# TASK BRIEF
Provide an exact transcription of all the records.

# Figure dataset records
— BEGIN —

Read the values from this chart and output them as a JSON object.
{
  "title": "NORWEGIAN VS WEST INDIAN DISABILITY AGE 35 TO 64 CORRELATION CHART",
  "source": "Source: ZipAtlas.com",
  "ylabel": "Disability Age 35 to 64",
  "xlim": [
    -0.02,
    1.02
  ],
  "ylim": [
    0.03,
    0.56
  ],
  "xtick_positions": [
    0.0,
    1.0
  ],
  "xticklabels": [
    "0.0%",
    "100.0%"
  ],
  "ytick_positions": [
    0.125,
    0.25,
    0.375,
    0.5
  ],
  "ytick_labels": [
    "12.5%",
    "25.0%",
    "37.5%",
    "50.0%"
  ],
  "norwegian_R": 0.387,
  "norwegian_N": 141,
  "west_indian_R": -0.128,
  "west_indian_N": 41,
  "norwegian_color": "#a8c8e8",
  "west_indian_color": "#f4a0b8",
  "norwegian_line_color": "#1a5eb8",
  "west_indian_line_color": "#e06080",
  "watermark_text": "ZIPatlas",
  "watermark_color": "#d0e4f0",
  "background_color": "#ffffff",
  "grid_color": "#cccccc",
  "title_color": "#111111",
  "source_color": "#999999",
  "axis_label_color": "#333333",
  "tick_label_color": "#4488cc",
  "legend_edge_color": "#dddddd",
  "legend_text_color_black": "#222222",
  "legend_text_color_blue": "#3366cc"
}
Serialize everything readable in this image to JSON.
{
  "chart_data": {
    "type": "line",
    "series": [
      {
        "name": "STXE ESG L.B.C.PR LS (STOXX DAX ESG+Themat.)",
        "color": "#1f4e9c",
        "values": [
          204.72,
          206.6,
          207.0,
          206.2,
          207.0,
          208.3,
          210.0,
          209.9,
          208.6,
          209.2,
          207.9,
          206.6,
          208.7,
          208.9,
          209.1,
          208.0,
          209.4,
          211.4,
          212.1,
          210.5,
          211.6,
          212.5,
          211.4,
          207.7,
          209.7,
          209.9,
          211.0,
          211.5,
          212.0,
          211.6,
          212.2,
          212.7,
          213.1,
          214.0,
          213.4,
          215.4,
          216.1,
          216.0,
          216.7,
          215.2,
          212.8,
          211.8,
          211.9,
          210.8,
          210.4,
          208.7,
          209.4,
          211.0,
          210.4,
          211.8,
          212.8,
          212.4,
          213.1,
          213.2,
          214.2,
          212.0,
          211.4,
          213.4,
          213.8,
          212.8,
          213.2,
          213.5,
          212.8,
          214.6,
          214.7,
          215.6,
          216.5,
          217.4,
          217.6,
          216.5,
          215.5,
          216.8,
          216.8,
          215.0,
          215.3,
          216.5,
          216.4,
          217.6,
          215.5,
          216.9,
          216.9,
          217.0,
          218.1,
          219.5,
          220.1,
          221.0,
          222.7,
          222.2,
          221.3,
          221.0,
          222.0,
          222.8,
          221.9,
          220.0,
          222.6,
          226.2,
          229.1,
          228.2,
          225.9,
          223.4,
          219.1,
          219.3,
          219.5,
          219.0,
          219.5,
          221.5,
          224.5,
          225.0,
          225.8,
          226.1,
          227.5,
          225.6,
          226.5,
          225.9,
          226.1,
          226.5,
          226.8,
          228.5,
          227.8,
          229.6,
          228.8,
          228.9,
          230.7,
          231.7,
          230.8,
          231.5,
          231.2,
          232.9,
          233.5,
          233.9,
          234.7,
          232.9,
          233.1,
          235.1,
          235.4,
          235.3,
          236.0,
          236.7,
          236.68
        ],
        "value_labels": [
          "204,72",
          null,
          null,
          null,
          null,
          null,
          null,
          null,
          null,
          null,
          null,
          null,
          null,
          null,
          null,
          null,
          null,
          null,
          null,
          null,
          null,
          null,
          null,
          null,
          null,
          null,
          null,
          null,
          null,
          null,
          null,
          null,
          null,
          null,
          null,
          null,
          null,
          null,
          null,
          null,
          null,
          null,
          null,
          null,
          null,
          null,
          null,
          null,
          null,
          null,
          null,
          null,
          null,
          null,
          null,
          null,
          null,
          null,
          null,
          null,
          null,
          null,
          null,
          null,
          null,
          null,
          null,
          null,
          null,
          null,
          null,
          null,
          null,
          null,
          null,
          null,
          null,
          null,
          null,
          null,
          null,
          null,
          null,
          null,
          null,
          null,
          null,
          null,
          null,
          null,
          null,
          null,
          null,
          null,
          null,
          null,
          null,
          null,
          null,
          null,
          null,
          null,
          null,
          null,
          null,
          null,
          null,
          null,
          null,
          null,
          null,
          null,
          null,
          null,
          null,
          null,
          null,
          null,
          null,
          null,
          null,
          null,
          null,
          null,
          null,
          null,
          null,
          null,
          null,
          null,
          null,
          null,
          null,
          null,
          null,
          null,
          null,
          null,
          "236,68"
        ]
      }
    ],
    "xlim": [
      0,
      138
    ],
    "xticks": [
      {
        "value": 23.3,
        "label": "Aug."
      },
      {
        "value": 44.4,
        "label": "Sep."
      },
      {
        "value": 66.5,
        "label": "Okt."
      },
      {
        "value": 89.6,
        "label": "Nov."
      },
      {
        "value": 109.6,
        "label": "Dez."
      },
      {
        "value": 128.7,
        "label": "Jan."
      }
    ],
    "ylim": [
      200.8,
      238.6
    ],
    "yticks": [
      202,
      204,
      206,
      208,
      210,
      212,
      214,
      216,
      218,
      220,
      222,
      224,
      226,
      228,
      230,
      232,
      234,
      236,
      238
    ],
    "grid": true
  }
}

— END —

# SOLUTION
Read the values from this chart and output them as a JSON object.
{
  "title": "NORWEGIAN VS WEST INDIAN DISABILITY AGE 35 TO 64 CORRELATION CHART",
  "source": "Source: ZipAtlas.com",
  "ylabel": "Disability Age 35 to 64",
  "xlim": [
    -0.02,
    1.02
  ],
  "ylim": [
    0.03,
    0.56
  ],
  "xtick_positions": [
    0.0,
    1.0
  ],
  "xticklabels": [
    "0.0%",
    "100.0%"
  ],
  "ytick_positions": [
    0.125,
    0.25,
    0.375,
    0.5
  ],
  "ytick_labels": [
    "12.5%",
    "25.0%",
    "37.5%",
    "50.0%"
  ],
  "norwegian_R": 0.387,
  "norwegian_N": 141,
  "west_indian_R": -0.128,
  "west_indian_N": 41,
  "norwegian_color": "#a8c8e8",
  "west_indian_color": "#f4a0b8",
  "norwegian_line_color": "#1a5eb8",
  "west_indian_line_color": "#e06080",
  "watermark_text": "ZIPatlas",
  "watermark_color": "#d0e4f0",
  "background_color": "#ffffff",
  "grid_color": "#cccccc",
  "title_color": "#111111",
  "source_color": "#999999",
  "axis_label_color": "#333333",
  "tick_label_color": "#4488cc",
  "legend_edge_color": "#dddddd",
  "legend_text_color_black": "#222222",
  "legend_text_color_blue": "#3366cc"
}
Serialize everything readable in this image to JSON.
{
  "chart_data": {
    "type": "line",
    "series": [
      {
        "name": "STXE ESG L.B.C.PR LS (STOXX DAX ESG+Themat.)",
        "color": "#1f4e9c",
        "values": [
          204.72,
          206.6,
          207.0,
          206.2,
          207.0,
          208.3,
          210.0,
          209.9,
          208.6,
          209.2,
          207.9,
          206.6,
          208.7,
          208.9,
          209.1,
          208.0,
          209.4,
          211.4,
          212.1,
          210.5,
          211.6,
          212.5,
          211.4,
          207.7,
          209.7,
          209.9,
          211.0,
          211.5,
          212.0,
          211.6,
          212.2,
          212.7,
          213.1,
          214.0,
          213.4,
          215.4,
          216.1,
          216.0,
          216.7,
          215.2,
          212.8,
          211.8,
          211.9,
          210.8,
          210.4,
          208.7,
          209.4,
          211.0,
          210.4,
          211.8,
          212.8,
          212.4,
          213.1,
          213.2,
          214.2,
          212.0,
          211.4,
          213.4,
          213.8,
          212.8,
          213.2,
          213.5,
          212.8,
          214.6,
          214.7,
          215.6,
          216.5,
          217.4,
          217.6,
          216.5,
          215.5,
          216.8,
          216.8,
          215.0,
          215.3,
          216.5,
          216.4,
          217.6,
          215.5,
          216.9,
          216.9,
          217.0,
          218.1,
          219.5,
          220.1,
          221.0,
          222.7,
          222.2,
          221.3,
          221.0,
          222.0,
          222.8,
          221.9,
          220.0,
          222.6,
          226.2,
          229.1,
          228.2,
          225.9,
          223.4,
          219.1,
          219.3,
          219.5,
          219.0,
          219.5,
          221.5,
          224.5,
          225.0,
          225.8,
          226.1,
          227.5,
          225.6,
          226.5,
          225.9,
          226.1,
          226.5,
          226.8,
          228.5,
          227.8,
          229.6,
          228.8,
          228.9,
          230.7,
          231.7,
          230.8,
          231.5,
          231.2,
          232.9,
          233.5,
          233.9,
          234.7,
          232.9,
          233.1,
          235.1,
          235.4,
          235.3,
          236.0,
          236.7,
          236.68
        ],
        "value_labels": [
          "204,72",
          null,
          null,
          null,
          null,
          null,
          null,
          null,
          null,
          null,
          null,
          null,
          null,
          null,
          null,
          null,
          null,
          null,
          null,
          null,
          null,
          null,
          null,
          null,
          null,
          null,
          null,
          null,
          null,
          null,
          null,
          null,
          null,
          null,
          null,
          null,
          null,
          null,
          null,
          null,
          null,
          null,
          null,
          null,
          null,
          null,
          null,
          null,
          null,
          null,
          null,
          null,
          null,
          null,
          null,
          null,
          null,
          null,
          null,
          null,
          null,
          null,
          null,
          null,
          null,
          null,
          null,
          null,
          null,
          null,
          null,
          null,
          null,
          null,
          null,
          null,
          null,
          null,
          null,
          null,
          null,
          null,
          null,
          null,
          null,
          null,
          null,
          null,
          null,
          null,
          null,
          null,
          null,
          null,
          null,
          null,
          null,
          null,
          null,
          null,
          null,
          null,
          null,
          null,
          null,
          null,
          null,
          null,
          null,
          null,
          null,
          null,
          null,
          null,
          null,
          null,
          null,
          null,
          null,
          null,
          null,
          null,
          null,
          null,
          null,
          null,
          null,
          null,
          null,
          null,
          null,
          null,
          null,
          null,
          null,
          null,
          null,
          null,
          "236,68"
        ]
      }
    ],
    "xlim": [
      0,
      138
    ],
    "xticks": [
      {
        "value": 23.3,
        "label": "Aug."
      },
      {
        "value": 44.4,
        "label": "Sep."
      },
      {
        "value": 66.5,
        "label": "Okt."
      },
      {
        "value": 89.6,
        "label": "Nov."
      },
      {
        "value": 109.6,
        "label": "Dez."
      },
      {
        "value": 128.7,
        "label": "Jan."
      }
    ],
    "ylim": [
      200.8,
      238.6
    ],
    "yticks": [
      202,
      204,
      206,
      208,
      210,
      212,
      214,
      216,
      218,
      220,
      222,
      224,
      226,
      228,
      230,
      232,
      234,
      236,
      238
    ],
    "grid": true
  }
}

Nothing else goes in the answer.